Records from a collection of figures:
»»

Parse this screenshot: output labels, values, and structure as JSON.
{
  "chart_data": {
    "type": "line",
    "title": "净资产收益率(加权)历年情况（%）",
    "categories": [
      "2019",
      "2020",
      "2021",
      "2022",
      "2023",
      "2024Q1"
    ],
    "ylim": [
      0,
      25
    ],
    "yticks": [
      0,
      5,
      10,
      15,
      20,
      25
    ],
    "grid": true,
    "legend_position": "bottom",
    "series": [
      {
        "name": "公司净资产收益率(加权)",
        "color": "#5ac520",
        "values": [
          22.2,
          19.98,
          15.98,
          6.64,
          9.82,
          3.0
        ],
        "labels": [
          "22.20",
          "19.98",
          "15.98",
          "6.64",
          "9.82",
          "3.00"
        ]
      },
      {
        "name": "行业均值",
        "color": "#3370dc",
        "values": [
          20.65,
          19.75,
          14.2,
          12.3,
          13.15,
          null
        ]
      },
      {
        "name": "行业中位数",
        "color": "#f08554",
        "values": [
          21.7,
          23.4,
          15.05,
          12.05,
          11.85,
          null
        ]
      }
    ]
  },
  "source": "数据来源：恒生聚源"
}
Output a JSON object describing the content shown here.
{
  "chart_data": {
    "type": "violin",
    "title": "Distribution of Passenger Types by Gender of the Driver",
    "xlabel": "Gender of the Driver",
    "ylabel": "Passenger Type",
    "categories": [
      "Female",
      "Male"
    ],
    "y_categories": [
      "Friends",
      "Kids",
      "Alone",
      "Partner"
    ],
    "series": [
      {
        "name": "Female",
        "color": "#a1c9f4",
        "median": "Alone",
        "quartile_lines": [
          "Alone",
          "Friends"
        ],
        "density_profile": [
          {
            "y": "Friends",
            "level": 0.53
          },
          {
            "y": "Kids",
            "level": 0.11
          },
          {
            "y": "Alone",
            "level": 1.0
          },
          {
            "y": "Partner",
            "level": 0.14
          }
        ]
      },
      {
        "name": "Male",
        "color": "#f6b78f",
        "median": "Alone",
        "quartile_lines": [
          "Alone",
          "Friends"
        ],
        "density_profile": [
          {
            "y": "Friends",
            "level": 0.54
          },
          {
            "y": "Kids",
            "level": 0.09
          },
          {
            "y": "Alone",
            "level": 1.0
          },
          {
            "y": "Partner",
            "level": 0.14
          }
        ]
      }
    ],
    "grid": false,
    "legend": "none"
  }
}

««

_Written request_
Return all lines containing "Passenger".

_Written response_
    "title": "Distribution of Passenger Types by Gender of the Driver",
    "ylabel": "Passenger Type",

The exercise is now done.